DIRECTION:
Transcribe every line of the listing below without any deviation.

INPUT:

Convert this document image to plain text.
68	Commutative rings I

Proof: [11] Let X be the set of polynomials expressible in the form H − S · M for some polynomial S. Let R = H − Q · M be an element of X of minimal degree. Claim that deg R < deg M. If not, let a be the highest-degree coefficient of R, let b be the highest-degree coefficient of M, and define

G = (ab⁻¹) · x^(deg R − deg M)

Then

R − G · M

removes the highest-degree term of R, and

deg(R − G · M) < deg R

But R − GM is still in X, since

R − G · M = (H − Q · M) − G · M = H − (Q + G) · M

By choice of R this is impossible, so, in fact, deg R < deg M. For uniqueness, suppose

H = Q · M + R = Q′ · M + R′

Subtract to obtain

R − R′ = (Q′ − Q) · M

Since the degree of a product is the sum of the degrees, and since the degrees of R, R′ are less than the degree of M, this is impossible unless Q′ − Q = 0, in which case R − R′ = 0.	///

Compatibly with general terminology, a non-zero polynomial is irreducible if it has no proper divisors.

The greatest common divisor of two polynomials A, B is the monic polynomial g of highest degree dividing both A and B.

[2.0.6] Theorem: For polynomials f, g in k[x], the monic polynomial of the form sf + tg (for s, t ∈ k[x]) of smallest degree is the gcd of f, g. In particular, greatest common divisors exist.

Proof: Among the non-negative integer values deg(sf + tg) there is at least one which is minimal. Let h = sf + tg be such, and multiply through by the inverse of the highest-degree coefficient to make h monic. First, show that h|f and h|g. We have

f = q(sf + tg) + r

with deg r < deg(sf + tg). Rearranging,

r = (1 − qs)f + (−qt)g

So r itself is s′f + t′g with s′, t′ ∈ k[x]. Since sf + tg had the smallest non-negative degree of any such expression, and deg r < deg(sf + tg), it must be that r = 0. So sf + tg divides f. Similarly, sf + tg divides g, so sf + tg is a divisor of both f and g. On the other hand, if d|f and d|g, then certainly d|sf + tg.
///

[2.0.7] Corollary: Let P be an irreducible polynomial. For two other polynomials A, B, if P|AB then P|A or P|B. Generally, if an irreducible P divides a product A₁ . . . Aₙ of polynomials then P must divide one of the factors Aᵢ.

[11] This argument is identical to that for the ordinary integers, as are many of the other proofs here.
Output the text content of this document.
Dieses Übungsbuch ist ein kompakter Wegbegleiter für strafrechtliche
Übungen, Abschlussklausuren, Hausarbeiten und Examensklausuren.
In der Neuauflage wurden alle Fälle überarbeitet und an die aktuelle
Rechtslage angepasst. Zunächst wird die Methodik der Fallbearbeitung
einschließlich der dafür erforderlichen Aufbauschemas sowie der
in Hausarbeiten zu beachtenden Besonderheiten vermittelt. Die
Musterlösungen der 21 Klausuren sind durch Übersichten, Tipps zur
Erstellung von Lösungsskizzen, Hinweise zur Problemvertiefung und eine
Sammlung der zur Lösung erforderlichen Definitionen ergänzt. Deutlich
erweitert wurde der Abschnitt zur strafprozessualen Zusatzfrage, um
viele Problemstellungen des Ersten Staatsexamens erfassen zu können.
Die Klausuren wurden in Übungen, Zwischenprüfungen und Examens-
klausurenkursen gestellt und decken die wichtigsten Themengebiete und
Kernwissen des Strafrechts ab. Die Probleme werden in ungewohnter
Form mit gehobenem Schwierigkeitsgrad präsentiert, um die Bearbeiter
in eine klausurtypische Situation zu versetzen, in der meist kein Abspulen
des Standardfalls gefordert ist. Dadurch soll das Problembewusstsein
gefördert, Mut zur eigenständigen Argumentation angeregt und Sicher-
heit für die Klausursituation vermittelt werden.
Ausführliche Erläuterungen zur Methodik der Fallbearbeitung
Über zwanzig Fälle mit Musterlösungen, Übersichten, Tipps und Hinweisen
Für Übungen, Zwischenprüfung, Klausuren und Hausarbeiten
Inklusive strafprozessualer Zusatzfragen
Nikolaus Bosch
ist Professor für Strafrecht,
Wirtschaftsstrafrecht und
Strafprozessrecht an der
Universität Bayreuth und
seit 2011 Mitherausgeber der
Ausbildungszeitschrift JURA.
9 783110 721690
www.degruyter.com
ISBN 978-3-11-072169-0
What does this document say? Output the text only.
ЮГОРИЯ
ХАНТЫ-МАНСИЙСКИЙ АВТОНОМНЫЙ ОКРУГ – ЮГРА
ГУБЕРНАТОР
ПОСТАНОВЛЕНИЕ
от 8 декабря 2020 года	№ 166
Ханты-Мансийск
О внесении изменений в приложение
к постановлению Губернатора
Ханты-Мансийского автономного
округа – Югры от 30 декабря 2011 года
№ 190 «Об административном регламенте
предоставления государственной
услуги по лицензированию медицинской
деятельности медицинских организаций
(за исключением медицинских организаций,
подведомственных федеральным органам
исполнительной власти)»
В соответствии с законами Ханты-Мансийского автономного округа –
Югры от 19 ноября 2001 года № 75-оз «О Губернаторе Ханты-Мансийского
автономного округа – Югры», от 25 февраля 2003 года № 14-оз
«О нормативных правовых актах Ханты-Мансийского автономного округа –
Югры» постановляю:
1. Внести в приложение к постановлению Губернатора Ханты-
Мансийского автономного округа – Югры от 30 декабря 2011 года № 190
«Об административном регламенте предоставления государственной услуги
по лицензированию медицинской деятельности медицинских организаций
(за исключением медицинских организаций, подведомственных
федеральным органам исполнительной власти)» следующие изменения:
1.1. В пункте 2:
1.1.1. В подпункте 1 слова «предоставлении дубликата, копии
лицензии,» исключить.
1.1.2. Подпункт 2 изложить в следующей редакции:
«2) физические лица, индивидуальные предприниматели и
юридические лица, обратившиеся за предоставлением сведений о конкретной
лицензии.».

RESULT FOR THIS EXERCISE:
Convert this document image to plain text.
68	Commutative rings I

Proof: [11] Let X be the set of polynomials expressible in the form H − S · M for some polynomial S. Let R = H − Q · M be an element of X of minimal degree. Claim that deg R < deg M. If not, let a be the highest-degree coefficient of R, let b be the highest-degree coefficient of M, and define

G = (ab⁻¹) · x^(deg R − deg M)

Then

R − G · M

removes the highest-degree term of R, and

deg(R − G · M) < deg R

But R − GM is still in X, since

R − G · M = (H − Q · M) − G · M = H − (Q + G) · M

By choice of R this is impossible, so, in fact, deg R < deg M. For uniqueness, suppose

H = Q · M + R = Q′ · M + R′

Subtract to obtain

R − R′ = (Q′ − Q) · M

Since the degree of a product is the sum of the degrees, and since the degrees of R, R′ are less than the degree of M, this is impossible unless Q′ − Q = 0, in which case R − R′ = 0.	///

Compatibly with general terminology, a non-zero polynomial is irreducible if it has no proper divisors.

The greatest common divisor of two polynomials A, B is the monic polynomial g of highest degree dividing both A and B.

[2.0.6] Theorem: For polynomials f, g in k[x], the monic polynomial of the form sf + tg (for s, t ∈ k[x]) of smallest degree is the gcd of f, g. In particular, greatest common divisors exist.

Proof: Among the non-negative integer values deg(sf + tg) there is at least one which is minimal. Let h = sf + tg be such, and multiply through by the inverse of the highest-degree coefficient to make h monic. First, show that h|f and h|g. We have

f = q(sf + tg) + r

with deg r < deg(sf + tg). Rearranging,

r = (1 − qs)f + (−qt)g

So r itself is s′f + t′g with s′, t′ ∈ k[x]. Since sf + tg had the smallest non-negative degree of any such expression, and deg r < deg(sf + tg), it must be that r = 0. So sf + tg divides f. Similarly, sf + tg divides g, so sf + tg is a divisor of both f and g. On the other hand, if d|f and d|g, then certainly d|sf + tg.
///

[2.0.7] Corollary: Let P be an irreducible polynomial. For two other polynomials A, B, if P|AB then P|A or P|B. Generally, if an irreducible P divides a product A₁ . . . Aₙ of polynomials then P must divide one of the factors Aᵢ.

[11] This argument is identical to that for the ordinary integers, as are many of the other proofs here.
Output the text content of this document.
Dieses Übungsbuch ist ein kompakter Wegbegleiter für strafrechtliche
Übungen, Abschlussklausuren, Hausarbeiten und Examensklausuren.
In der Neuauflage wurden alle Fälle überarbeitet und an die aktuelle
Rechtslage angepasst. Zunächst wird die Methodik der Fallbearbeitung
einschließlich der dafür erforderlichen Aufbauschemas sowie der
in Hausarbeiten zu beachtenden Besonderheiten vermittelt. Die
Musterlösungen der 21 Klausuren sind durch Übersichten, Tipps zur
Erstellung von Lösungsskizzen, Hinweise zur Problemvertiefung und eine
Sammlung der zur Lösung erforderlichen Definitionen ergänzt. Deutlich
erweitert wurde der Abschnitt zur strafprozessualen Zusatzfrage, um
viele Problemstellungen des Ersten Staatsexamens erfassen zu können.
Die Klausuren wurden in Übungen, Zwischenprüfungen und Examens-
klausurenkursen gestellt und decken die wichtigsten Themengebiete und
Kernwissen des Strafrechts ab. Die Probleme werden in ungewohnter
Form mit gehobenem Schwierigkeitsgrad präsentiert, um die Bearbeiter
in eine klausurtypische Situation zu versetzen, in der meist kein Abspulen
des Standardfalls gefordert ist. Dadurch soll das Problembewusstsein
gefördert, Mut zur eigenständigen Argumentation angeregt und Sicher-
heit für die Klausursituation vermittelt werden.
Ausführliche Erläuterungen zur Methodik der Fallbearbeitung
Über zwanzig Fälle mit Musterlösungen, Übersichten, Tipps und Hinweisen
Für Übungen, Zwischenprüfung, Klausuren und Hausarbeiten
Inklusive strafprozessualer Zusatzfragen
Nikolaus Bosch
ist Professor für Strafrecht,
Wirtschaftsstrafrecht und
Strafprozessrecht an der
Universität Bayreuth und
seit 2011 Mitherausgeber der
Ausbildungszeitschrift JURA.
9 783110 721690
www.degruyter.com
ISBN 978-3-11-072169-0
What does this document say? Output the text only.
ЮГОРИЯ
ХАНТЫ-МАНСИЙСКИЙ АВТОНОМНЫЙ ОКРУГ – ЮГРА
ГУБЕРНАТОР
ПОСТАНОВЛЕНИЕ
от 8 декабря 2020 года	№ 166
Ханты-Мансийск
О внесении изменений в приложение
к постановлению Губернатора
Ханты-Мансийского автономного
округа – Югры от 30 декабря 2011 года
№ 190 «Об административном регламенте
предоставления государственной
услуги по лицензированию медицинской
деятельности медицинских организаций
(за исключением медицинских организаций,
подведомственных федеральным органам
исполнительной власти)»
В соответствии с законами Ханты-Мансийского автономного округа –
Югры от 19 ноября 2001 года № 75-оз «О Губернаторе Ханты-Мансийского
автономного округа – Югры», от 25 февраля 2003 года № 14-оз
«О нормативных правовых актах Ханты-Мансийского автономного округа –
Югры» постановляю:
1. Внести в приложение к постановлению Губернатора Ханты-
Мансийского автономного округа – Югры от 30 декабря 2011 года № 190
«Об административном регламенте предоставления государственной услуги
по лицензированию медицинской деятельности медицинских организаций
(за исключением медицинских организаций, подведомственных
федеральным органам исполнительной власти)» следующие изменения:
1.1. В пункте 2:
1.1.1. В подпункте 1 слова «предоставлении дубликата, копии
лицензии,» исключить.
1.1.2. Подпункт 2 изложить в следующей редакции:
«2) физические лица, индивидуальные предприниматели и
юридические лица, обратившиеся за предоставлением сведений о конкретной
лицензии.».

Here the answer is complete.